**Task objective**.
Gather from the listing below each line that includes the word "Automotive", and copy it.

**Stored records**.
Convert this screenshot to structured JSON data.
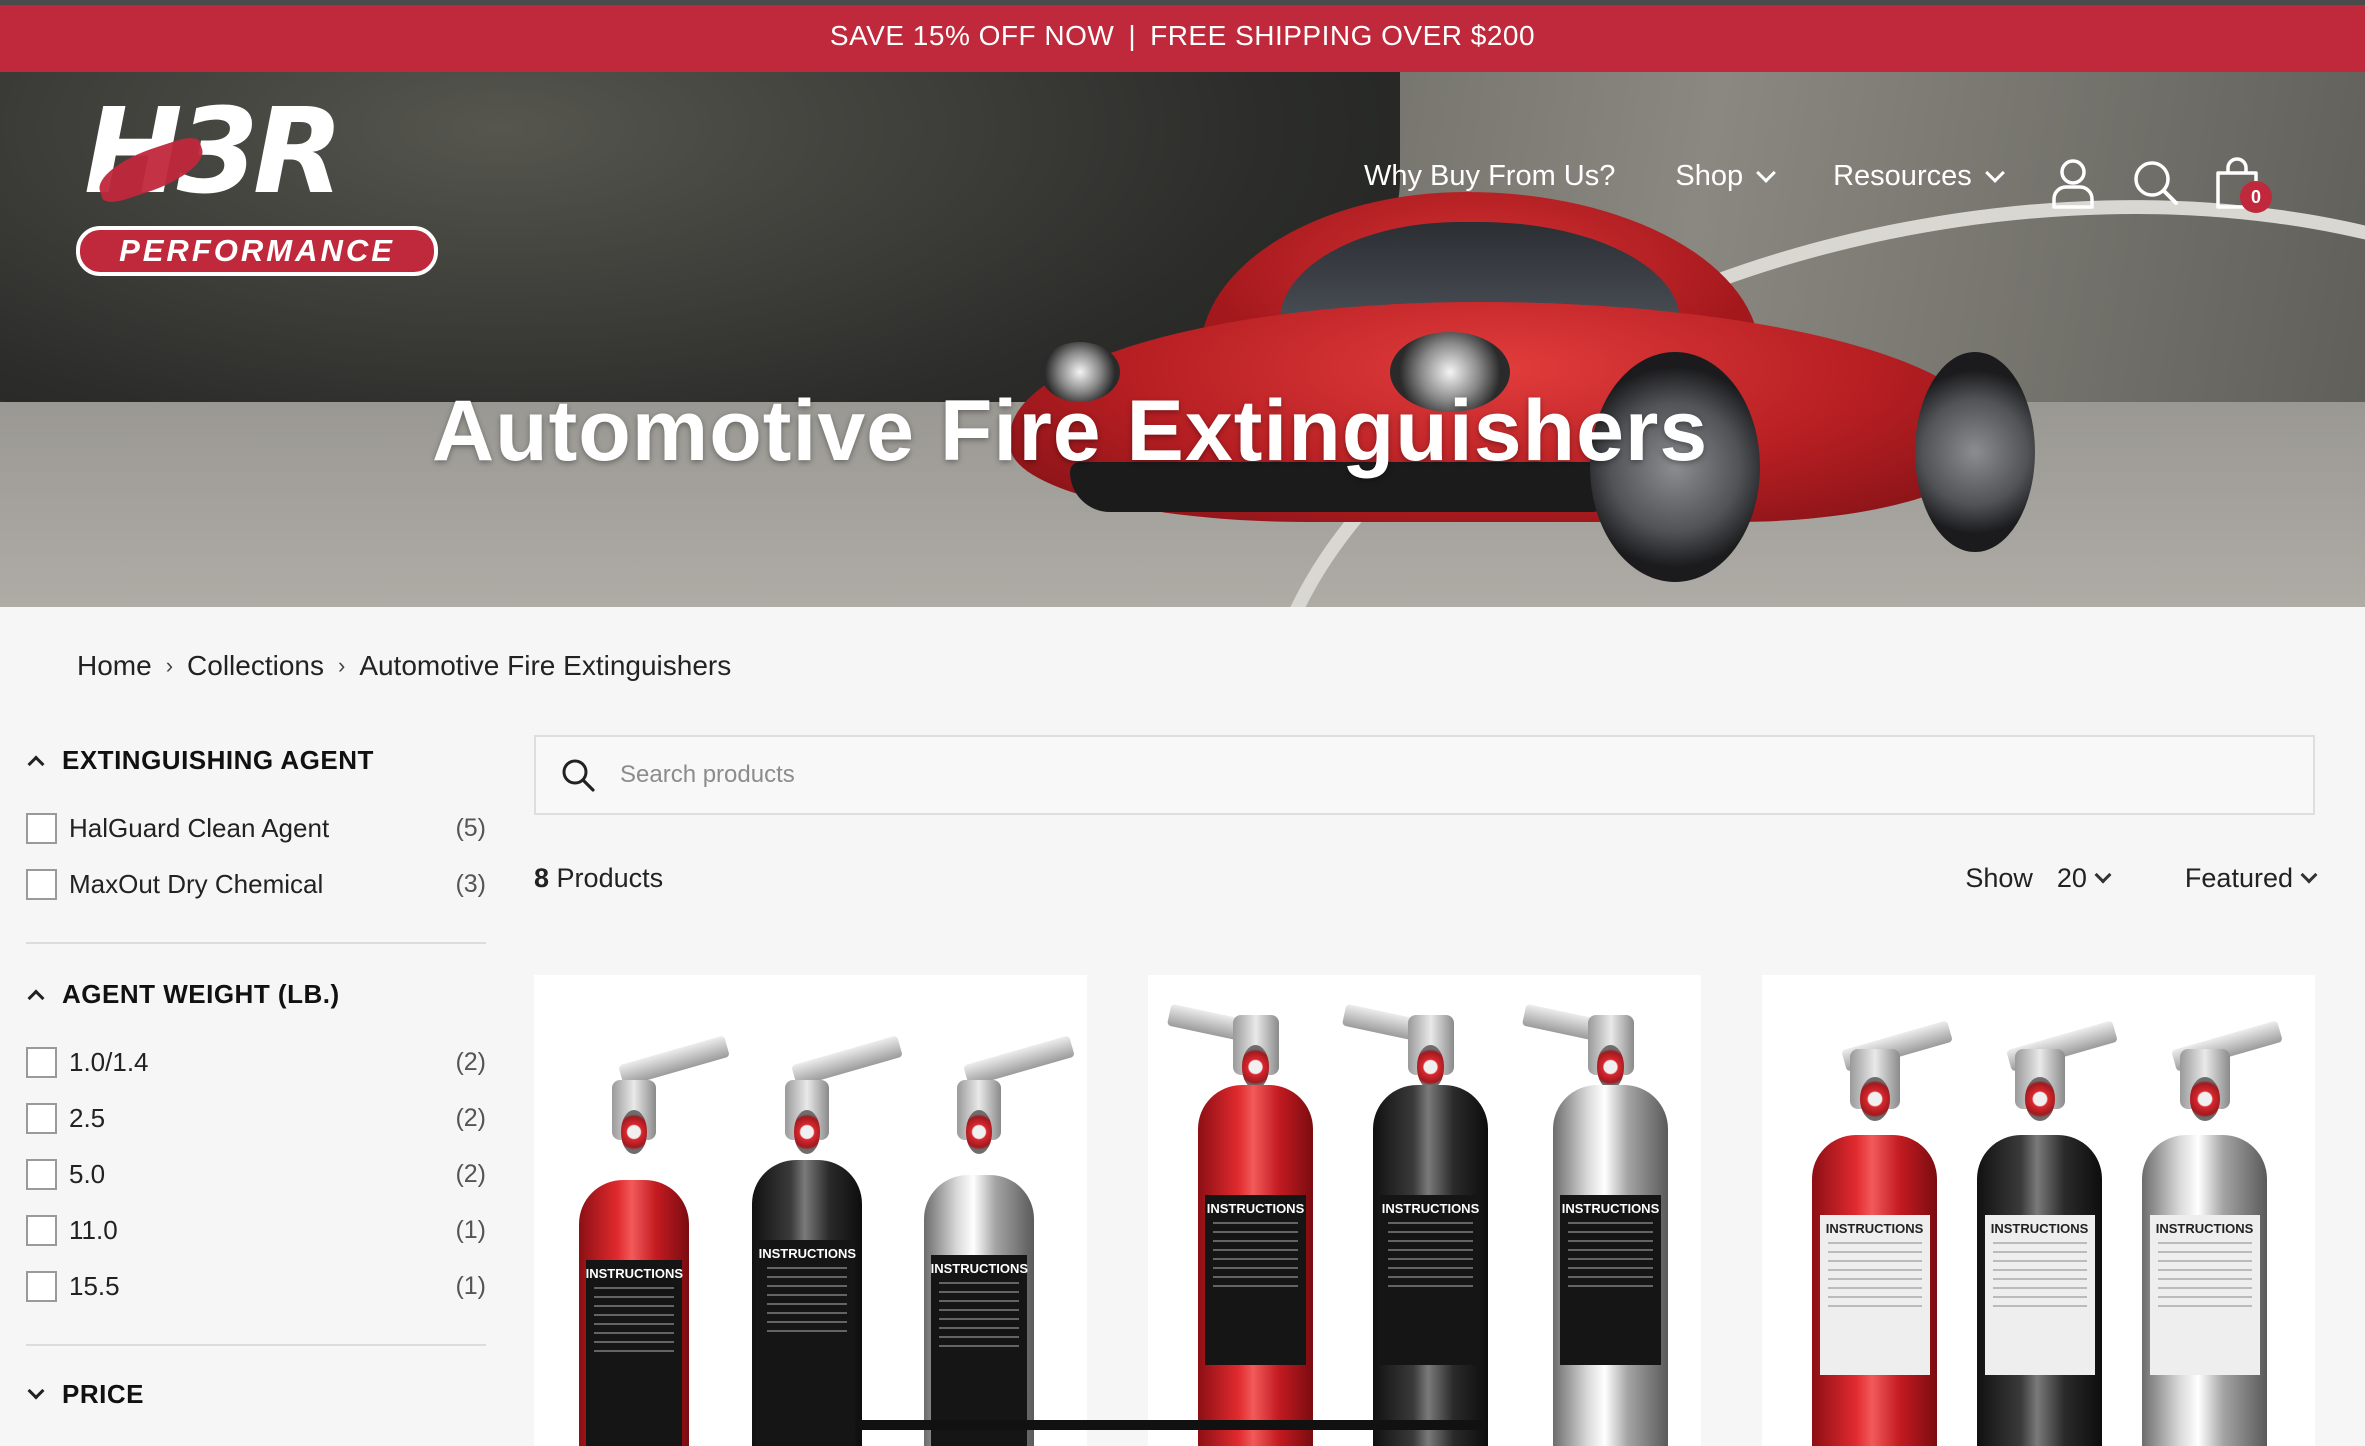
{
  "promo": {
    "left": "SAVE 15% OFF NOW",
    "separator": "|",
    "right": "FREE SHIPPING OVER $200"
  },
  "brand": {
    "wordmark": "H3R",
    "tagline": "PERFORMANCE",
    "accent_color": "#c0283b"
  },
  "nav": {
    "items": [
      {
        "label": "Why Buy From Us?",
        "dropdown": false
      },
      {
        "label": "Shop",
        "dropdown": true
      },
      {
        "label": "Resources",
        "dropdown": true
      }
    ],
    "icons": [
      "account-icon",
      "search-icon",
      "cart-icon"
    ],
    "cart_count": "0"
  },
  "hero": {
    "title": "Automotive Fire Extinguishers"
  },
  "breadcrumb": {
    "items": [
      "Home",
      "Collections",
      "Automotive Fire Extinguishers"
    ],
    "separator": "›"
  },
  "filters": {
    "agent": {
      "title": "EXTINGUISHING AGENT",
      "options": [
        {
          "label": "HalGuard Clean Agent",
          "count": "(5)"
        },
        {
          "label": "MaxOut Dry Chemical",
          "count": "(3)"
        }
      ]
    },
    "weight": {
      "title": "AGENT WEIGHT (LB.)",
      "options": [
        {
          "label": "1.0/1.4",
          "count": "(2)"
        },
        {
          "label": "2.5",
          "count": "(2)"
        },
        {
          "label": "5.0",
          "count": "(2)"
        },
        {
          "label": "11.0",
          "count": "(1)"
        },
        {
          "label": "15.5",
          "count": "(1)"
        }
      ]
    },
    "price": {
      "title": "PRICE"
    }
  },
  "search": {
    "placeholder": "Search products"
  },
  "toolbar": {
    "count_number": "8",
    "count_label": "Products",
    "show_label": "Show",
    "show_value": "20",
    "sort_value": "Featured"
  },
  "product_images": {
    "card1": {
      "label_text": "INSTRUCTIONS",
      "finishes": [
        "red",
        "black",
        "chrome"
      ]
    },
    "card2": {
      "label_text": "INSTRUCTIONS",
      "finishes": [
        "red",
        "black",
        "chrome"
      ]
    },
    "card3": {
      "label_text": "INSTRUCTIONS",
      "finishes": [
        "red",
        "black",
        "chrome"
      ]
    }
  }
}
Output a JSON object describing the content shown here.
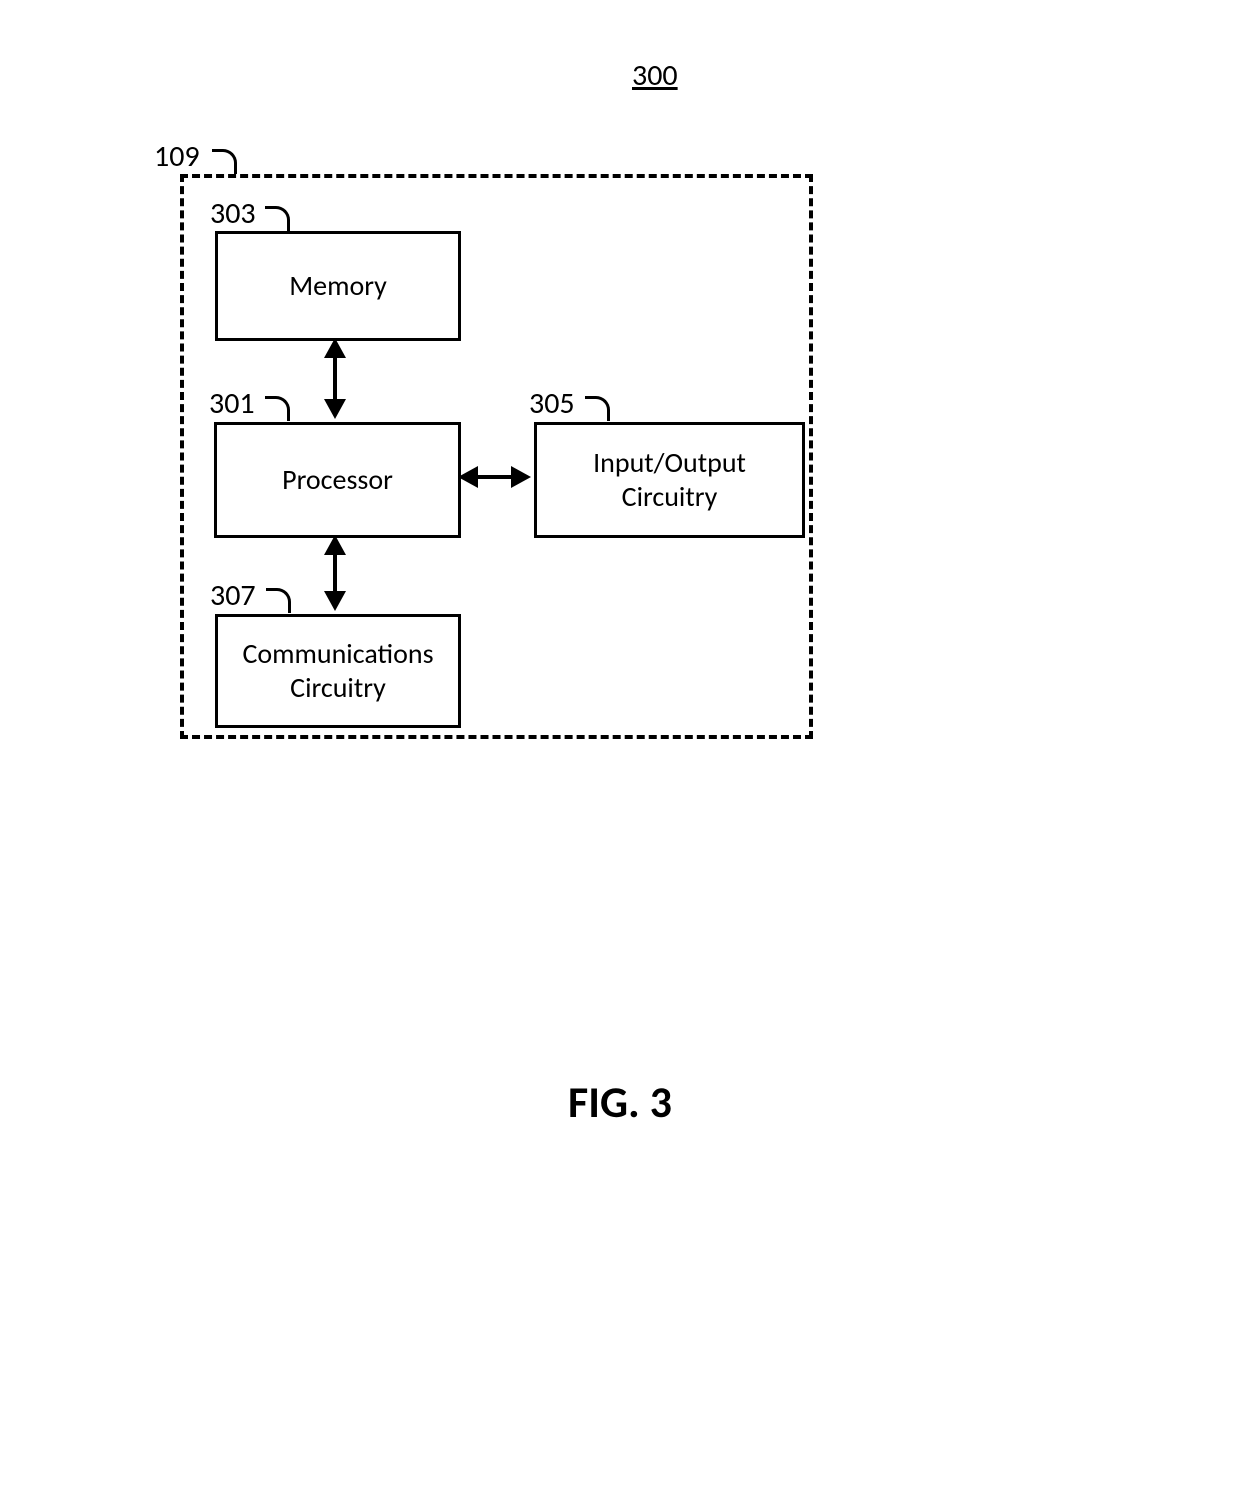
{
  "figure": {
    "number_top": "300",
    "outer_ref": "109",
    "caption": "FIG. 3"
  },
  "blocks": {
    "memory": {
      "ref": "303",
      "label": "Memory"
    },
    "processor": {
      "ref": "301",
      "label": "Processor"
    },
    "io": {
      "ref": "305",
      "label": "Input/Output Circuitry"
    },
    "comm": {
      "ref": "307",
      "label": "Communications\nCircuitry"
    }
  }
}
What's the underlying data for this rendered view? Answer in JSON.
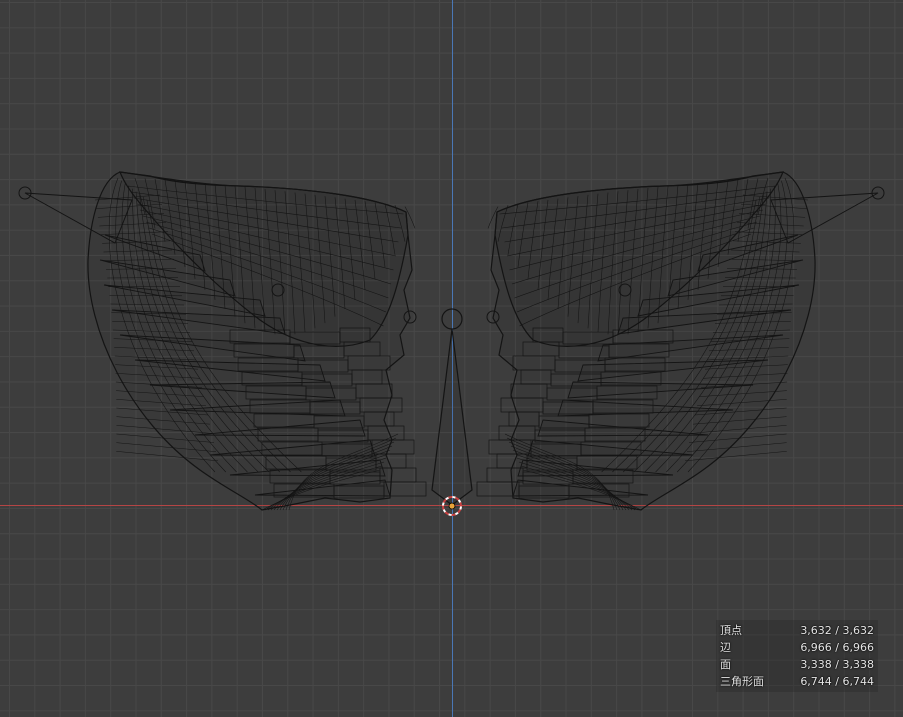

**Solution for this task**.
    "title": "Automotive Fire Extinguishers"
      "Automotive Fire Extinguishers"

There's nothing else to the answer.